▸ **Short exercise**:
Each record below is to be reproduced without any change.

▸ **Records provided**:

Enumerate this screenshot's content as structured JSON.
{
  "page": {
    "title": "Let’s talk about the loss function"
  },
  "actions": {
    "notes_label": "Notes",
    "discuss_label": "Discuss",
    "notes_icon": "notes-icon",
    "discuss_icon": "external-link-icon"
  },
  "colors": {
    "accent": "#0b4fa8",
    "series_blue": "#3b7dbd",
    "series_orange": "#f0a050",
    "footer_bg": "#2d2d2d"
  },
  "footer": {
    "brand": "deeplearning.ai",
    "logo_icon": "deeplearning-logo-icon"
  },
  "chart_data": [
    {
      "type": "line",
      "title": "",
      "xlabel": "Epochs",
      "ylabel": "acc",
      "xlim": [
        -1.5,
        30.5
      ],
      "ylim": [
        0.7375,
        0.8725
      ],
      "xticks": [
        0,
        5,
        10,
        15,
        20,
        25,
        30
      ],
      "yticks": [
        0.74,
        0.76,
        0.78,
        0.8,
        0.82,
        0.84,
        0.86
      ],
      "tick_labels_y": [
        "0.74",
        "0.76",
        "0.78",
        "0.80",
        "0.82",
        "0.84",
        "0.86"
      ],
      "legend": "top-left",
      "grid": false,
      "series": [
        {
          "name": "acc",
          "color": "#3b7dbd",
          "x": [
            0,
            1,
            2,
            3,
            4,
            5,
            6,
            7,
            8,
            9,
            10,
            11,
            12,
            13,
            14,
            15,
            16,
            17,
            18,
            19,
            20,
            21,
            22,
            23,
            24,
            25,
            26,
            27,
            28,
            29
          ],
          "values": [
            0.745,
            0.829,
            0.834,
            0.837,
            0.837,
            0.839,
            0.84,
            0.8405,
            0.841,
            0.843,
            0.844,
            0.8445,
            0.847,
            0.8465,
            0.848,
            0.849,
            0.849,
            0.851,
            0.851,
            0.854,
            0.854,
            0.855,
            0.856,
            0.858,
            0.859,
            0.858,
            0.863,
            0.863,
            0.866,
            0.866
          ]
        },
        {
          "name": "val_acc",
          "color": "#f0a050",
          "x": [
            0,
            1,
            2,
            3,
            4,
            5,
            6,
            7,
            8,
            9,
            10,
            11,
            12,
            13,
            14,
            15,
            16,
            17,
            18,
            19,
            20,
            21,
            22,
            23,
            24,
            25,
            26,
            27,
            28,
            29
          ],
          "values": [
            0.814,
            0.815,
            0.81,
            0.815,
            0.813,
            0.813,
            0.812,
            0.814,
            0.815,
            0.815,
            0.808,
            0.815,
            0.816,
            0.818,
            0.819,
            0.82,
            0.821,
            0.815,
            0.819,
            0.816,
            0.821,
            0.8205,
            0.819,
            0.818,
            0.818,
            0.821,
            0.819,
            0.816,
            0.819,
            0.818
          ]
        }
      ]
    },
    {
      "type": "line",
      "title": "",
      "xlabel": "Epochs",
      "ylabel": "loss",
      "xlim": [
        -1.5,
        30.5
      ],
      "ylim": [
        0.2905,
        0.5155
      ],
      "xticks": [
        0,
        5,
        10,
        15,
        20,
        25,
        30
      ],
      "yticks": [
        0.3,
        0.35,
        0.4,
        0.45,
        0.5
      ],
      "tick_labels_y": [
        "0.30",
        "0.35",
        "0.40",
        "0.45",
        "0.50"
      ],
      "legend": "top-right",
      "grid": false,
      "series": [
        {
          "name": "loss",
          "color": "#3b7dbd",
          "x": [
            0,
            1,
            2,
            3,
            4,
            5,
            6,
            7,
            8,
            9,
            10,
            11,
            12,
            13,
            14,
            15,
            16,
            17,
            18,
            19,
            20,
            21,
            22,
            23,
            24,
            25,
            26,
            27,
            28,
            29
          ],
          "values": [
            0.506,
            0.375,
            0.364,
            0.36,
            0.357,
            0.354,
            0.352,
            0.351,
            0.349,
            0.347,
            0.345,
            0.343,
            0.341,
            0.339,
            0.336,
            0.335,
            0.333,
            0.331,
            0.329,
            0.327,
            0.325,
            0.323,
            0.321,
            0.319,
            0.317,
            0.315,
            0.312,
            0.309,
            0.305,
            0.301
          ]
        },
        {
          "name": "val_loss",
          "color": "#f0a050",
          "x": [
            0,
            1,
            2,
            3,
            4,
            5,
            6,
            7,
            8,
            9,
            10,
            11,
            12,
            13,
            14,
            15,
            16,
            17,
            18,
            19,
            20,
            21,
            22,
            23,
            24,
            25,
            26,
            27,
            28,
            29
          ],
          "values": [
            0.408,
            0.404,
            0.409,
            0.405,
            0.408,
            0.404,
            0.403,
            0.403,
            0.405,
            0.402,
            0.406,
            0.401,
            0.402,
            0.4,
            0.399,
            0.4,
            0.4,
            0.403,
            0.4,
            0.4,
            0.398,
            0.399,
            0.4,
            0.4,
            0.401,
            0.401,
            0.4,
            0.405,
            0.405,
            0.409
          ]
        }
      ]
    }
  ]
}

▸ **Result of the exercise**:
Enumerate this screenshot's content as structured JSON.
{
  "page": {
    "title": "Let’s talk about the loss function"
  },
  "actions": {
    "notes_label": "Notes",
    "discuss_label": "Discuss",
    "notes_icon": "notes-icon",
    "discuss_icon": "external-link-icon"
  },
  "colors": {
    "accent": "#0b4fa8",
    "series_blue": "#3b7dbd",
    "series_orange": "#f0a050",
    "footer_bg": "#2d2d2d"
  },
  "footer": {
    "brand": "deeplearning.ai",
    "logo_icon": "deeplearning-logo-icon"
  },
  "chart_data": [
    {
      "type": "line",
      "title": "",
      "xlabel": "Epochs",
      "ylabel": "acc",
      "xlim": [
        -1.5,
        30.5
      ],
      "ylim": [
        0.7375,
        0.8725
      ],
      "xticks": [
        0,
        5,
        10,
        15,
        20,
        25,
        30
      ],
      "yticks": [
        0.74,
        0.76,
        0.78,
        0.8,
        0.82,
        0.84,
        0.86
      ],
      "tick_labels_y": [
        "0.74",
        "0.76",
        "0.78",
        "0.80",
        "0.82",
        "0.84",
        "0.86"
      ],
      "legend": "top-left",
      "grid": false,
      "series": [
        {
          "name": "acc",
          "color": "#3b7dbd",
          "x": [
            0,
            1,
            2,
            3,
            4,
            5,
            6,
            7,
            8,
            9,
            10,
            11,
            12,
            13,
            14,
            15,
            16,
            17,
            18,
            19,
            20,
            21,
            22,
            23,
            24,
            25,
            26,
            27,
            28,
            29
          ],
          "values": [
            0.745,
            0.829,
            0.834,
            0.837,
            0.837,
            0.839,
            0.84,
            0.8405,
            0.841,
            0.843,
            0.844,
            0.8445,
            0.847,
            0.8465,
            0.848,
            0.849,
            0.849,
            0.851,
            0.851,
            0.854,
            0.854,
            0.855,
            0.856,
            0.858,
            0.859,
            0.858,
            0.863,
            0.863,
            0.866,
            0.866
          ]
        },
        {
          "name": "val_acc",
          "color": "#f0a050",
          "x": [
            0,
            1,
            2,
            3,
            4,
            5,
            6,
            7,
            8,
            9,
            10,
            11,
            12,
            13,
            14,
            15,
            16,
            17,
            18,
            19,
            20,
            21,
            22,
            23,
            24,
            25,
            26,
            27,
            28,
            29
          ],
          "values": [
            0.814,
            0.815,
            0.81,
            0.815,
            0.813,
            0.813,
            0.812,
            0.814,
            0.815,
            0.815,
            0.808,
            0.815,
            0.816,
            0.818,
            0.819,
            0.82,
            0.821,
            0.815,
            0.819,
            0.816,
            0.821,
            0.8205,
            0.819,
            0.818,
            0.818,
            0.821,
            0.819,
            0.816,
            0.819,
            0.818
          ]
        }
      ]
    },
    {
      "type": "line",
      "title": "",
      "xlabel": "Epochs",
      "ylabel": "loss",
      "xlim": [
        -1.5,
        30.5
      ],
      "ylim": [
        0.2905,
        0.5155
      ],
      "xticks": [
        0,
        5,
        10,
        15,
        20,
        25,
        30
      ],
      "yticks": [
        0.3,
        0.35,
        0.4,
        0.45,
        0.5
      ],
      "tick_labels_y": [
        "0.30",
        "0.35",
        "0.40",
        "0.45",
        "0.50"
      ],
      "legend": "top-right",
      "grid": false,
      "series": [
        {
          "name": "loss",
          "color": "#3b7dbd",
          "x": [
            0,
            1,
            2,
            3,
            4,
            5,
            6,
            7,
            8,
            9,
            10,
            11,
            12,
            13,
            14,
            15,
            16,
            17,
            18,
            19,
            20,
            21,
            22,
            23,
            24,
            25,
            26,
            27,
            28,
            29
          ],
          "values": [
            0.506,
            0.375,
            0.364,
            0.36,
            0.357,
            0.354,
            0.352,
            0.351,
            0.349,
            0.347,
            0.345,
            0.343,
            0.341,
            0.339,
            0.336,
            0.335,
            0.333,
            0.331,
            0.329,
            0.327,
            0.325,
            0.323,
            0.321,
            0.319,
            0.317,
            0.315,
            0.312,
            0.309,
            0.305,
            0.301
          ]
        },
        {
          "name": "val_loss",
          "color": "#f0a050",
          "x": [
            0,
            1,
            2,
            3,
            4,
            5,
            6,
            7,
            8,
            9,
            10,
            11,
            12,
            13,
            14,
            15,
            16,
            17,
            18,
            19,
            20,
            21,
            22,
            23,
            24,
            25,
            26,
            27,
            28,
            29
          ],
          "values": [
            0.408,
            0.404,
            0.409,
            0.405,
            0.408,
            0.404,
            0.403,
            0.403,
            0.405,
            0.402,
            0.406,
            0.401,
            0.402,
            0.4,
            0.399,
            0.4,
            0.4,
            0.403,
            0.4,
            0.4,
            0.398,
            0.399,
            0.4,
            0.4,
            0.401,
            0.401,
            0.4,
            0.405,
            0.405,
            0.409
          ]
        }
      ]
    }
  ]
}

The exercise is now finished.